REQUIRED WORK -
Nothing should be left out: output all of the entries exactly.

DATA PROVIDED -
** Begin **

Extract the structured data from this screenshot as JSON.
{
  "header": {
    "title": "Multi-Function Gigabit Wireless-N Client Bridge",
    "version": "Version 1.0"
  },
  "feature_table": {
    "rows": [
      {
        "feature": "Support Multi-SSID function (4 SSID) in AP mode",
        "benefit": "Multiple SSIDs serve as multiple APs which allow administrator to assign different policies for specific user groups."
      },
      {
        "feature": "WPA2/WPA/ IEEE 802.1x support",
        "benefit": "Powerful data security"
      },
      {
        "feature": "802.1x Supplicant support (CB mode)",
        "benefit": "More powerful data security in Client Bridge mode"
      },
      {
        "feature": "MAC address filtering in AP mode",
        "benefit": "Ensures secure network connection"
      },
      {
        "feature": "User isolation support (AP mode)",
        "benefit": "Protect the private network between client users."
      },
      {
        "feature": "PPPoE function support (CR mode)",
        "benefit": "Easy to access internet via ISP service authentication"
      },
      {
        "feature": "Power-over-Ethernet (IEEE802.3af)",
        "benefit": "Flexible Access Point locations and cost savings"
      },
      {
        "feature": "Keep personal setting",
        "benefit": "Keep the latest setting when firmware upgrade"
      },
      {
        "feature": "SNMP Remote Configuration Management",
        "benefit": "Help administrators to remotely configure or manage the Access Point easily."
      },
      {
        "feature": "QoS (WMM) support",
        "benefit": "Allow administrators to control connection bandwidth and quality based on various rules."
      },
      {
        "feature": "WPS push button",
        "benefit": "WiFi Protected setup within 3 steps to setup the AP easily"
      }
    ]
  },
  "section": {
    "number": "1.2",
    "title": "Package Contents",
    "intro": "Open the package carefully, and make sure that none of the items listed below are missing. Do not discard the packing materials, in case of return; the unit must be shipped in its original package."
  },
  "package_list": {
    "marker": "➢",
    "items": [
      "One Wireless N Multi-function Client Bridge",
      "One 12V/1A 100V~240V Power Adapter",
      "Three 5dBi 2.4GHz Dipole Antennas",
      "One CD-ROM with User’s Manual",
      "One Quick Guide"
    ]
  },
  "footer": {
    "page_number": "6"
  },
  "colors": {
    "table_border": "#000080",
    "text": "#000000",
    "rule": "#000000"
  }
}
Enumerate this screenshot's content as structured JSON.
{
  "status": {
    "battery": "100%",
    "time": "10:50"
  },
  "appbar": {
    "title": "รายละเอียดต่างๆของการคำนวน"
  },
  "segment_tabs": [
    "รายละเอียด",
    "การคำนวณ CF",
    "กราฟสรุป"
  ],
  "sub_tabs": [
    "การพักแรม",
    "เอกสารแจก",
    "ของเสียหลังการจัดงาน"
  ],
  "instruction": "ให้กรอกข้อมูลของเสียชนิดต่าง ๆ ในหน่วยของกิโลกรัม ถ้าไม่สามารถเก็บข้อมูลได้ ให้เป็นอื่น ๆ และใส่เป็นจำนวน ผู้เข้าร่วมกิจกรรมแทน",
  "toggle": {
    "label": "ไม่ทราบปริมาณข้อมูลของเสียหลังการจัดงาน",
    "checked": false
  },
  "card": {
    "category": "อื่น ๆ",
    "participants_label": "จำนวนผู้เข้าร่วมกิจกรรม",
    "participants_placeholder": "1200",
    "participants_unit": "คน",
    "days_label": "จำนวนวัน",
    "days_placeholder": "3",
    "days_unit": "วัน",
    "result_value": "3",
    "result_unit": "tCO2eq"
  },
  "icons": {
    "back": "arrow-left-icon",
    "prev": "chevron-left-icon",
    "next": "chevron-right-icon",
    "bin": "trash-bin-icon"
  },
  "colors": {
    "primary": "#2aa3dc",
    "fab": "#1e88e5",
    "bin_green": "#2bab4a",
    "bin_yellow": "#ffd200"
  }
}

** End **

SOLUTION TO THIS TASK -
Extract the structured data from this screenshot as JSON.
{
  "header": {
    "title": "Multi-Function Gigabit Wireless-N Client Bridge",
    "version": "Version 1.0"
  },
  "feature_table": {
    "rows": [
      {
        "feature": "Support Multi-SSID function (4 SSID) in AP mode",
        "benefit": "Multiple SSIDs serve as multiple APs which allow administrator to assign different policies for specific user groups."
      },
      {
        "feature": "WPA2/WPA/ IEEE 802.1x support",
        "benefit": "Powerful data security"
      },
      {
        "feature": "802.1x Supplicant support (CB mode)",
        "benefit": "More powerful data security in Client Bridge mode"
      },
      {
        "feature": "MAC address filtering in AP mode",
        "benefit": "Ensures secure network connection"
      },
      {
        "feature": "User isolation support (AP mode)",
        "benefit": "Protect the private network between client users."
      },
      {
        "feature": "PPPoE function support (CR mode)",
        "benefit": "Easy to access internet via ISP service authentication"
      },
      {
        "feature": "Power-over-Ethernet (IEEE802.3af)",
        "benefit": "Flexible Access Point locations and cost savings"
      },
      {
        "feature": "Keep personal setting",
        "benefit": "Keep the latest setting when firmware upgrade"
      },
      {
        "feature": "SNMP Remote Configuration Management",
        "benefit": "Help administrators to remotely configure or manage the Access Point easily."
      },
      {
        "feature": "QoS (WMM) support",
        "benefit": "Allow administrators to control connection bandwidth and quality based on various rules."
      },
      {
        "feature": "WPS push button",
        "benefit": "WiFi Protected setup within 3 steps to setup the AP easily"
      }
    ]
  },
  "section": {
    "number": "1.2",
    "title": "Package Contents",
    "intro": "Open the package carefully, and make sure that none of the items listed below are missing. Do not discard the packing materials, in case of return; the unit must be shipped in its original package."
  },
  "package_list": {
    "marker": "➢",
    "items": [
      "One Wireless N Multi-function Client Bridge",
      "One 12V/1A 100V~240V Power Adapter",
      "Three 5dBi 2.4GHz Dipole Antennas",
      "One CD-ROM with User’s Manual",
      "One Quick Guide"
    ]
  },
  "footer": {
    "page_number": "6"
  },
  "colors": {
    "table_border": "#000080",
    "text": "#000000",
    "rule": "#000000"
  }
}
Enumerate this screenshot's content as structured JSON.
{
  "status": {
    "battery": "100%",
    "time": "10:50"
  },
  "appbar": {
    "title": "รายละเอียดต่างๆของการคำนวน"
  },
  "segment_tabs": [
    "รายละเอียด",
    "การคำนวณ CF",
    "กราฟสรุป"
  ],
  "sub_tabs": [
    "การพักแรม",
    "เอกสารแจก",
    "ของเสียหลังการจัดงาน"
  ],
  "instruction": "ให้กรอกข้อมูลของเสียชนิดต่าง ๆ ในหน่วยของกิโลกรัม ถ้าไม่สามารถเก็บข้อมูลได้ ให้เป็นอื่น ๆ และใส่เป็นจำนวน ผู้เข้าร่วมกิจกรรมแทน",
  "toggle": {
    "label": "ไม่ทราบปริมาณข้อมูลของเสียหลังการจัดงาน",
    "checked": false
  },
  "card": {
    "category": "อื่น ๆ",
    "participants_label": "จำนวนผู้เข้าร่วมกิจกรรม",
    "participants_placeholder": "1200",
    "participants_unit": "คน",
    "days_label": "จำนวนวัน",
    "days_placeholder": "3",
    "days_unit": "วัน",
    "result_value": "3",
    "result_unit": "tCO2eq"
  },
  "icons": {
    "back": "arrow-left-icon",
    "prev": "chevron-left-icon",
    "next": "chevron-right-icon",
    "bin": "trash-bin-icon"
  },
  "colors": {
    "primary": "#2aa3dc",
    "fab": "#1e88e5",
    "bin_green": "#2bab4a",
    "bin_yellow": "#ffd200"
  }
}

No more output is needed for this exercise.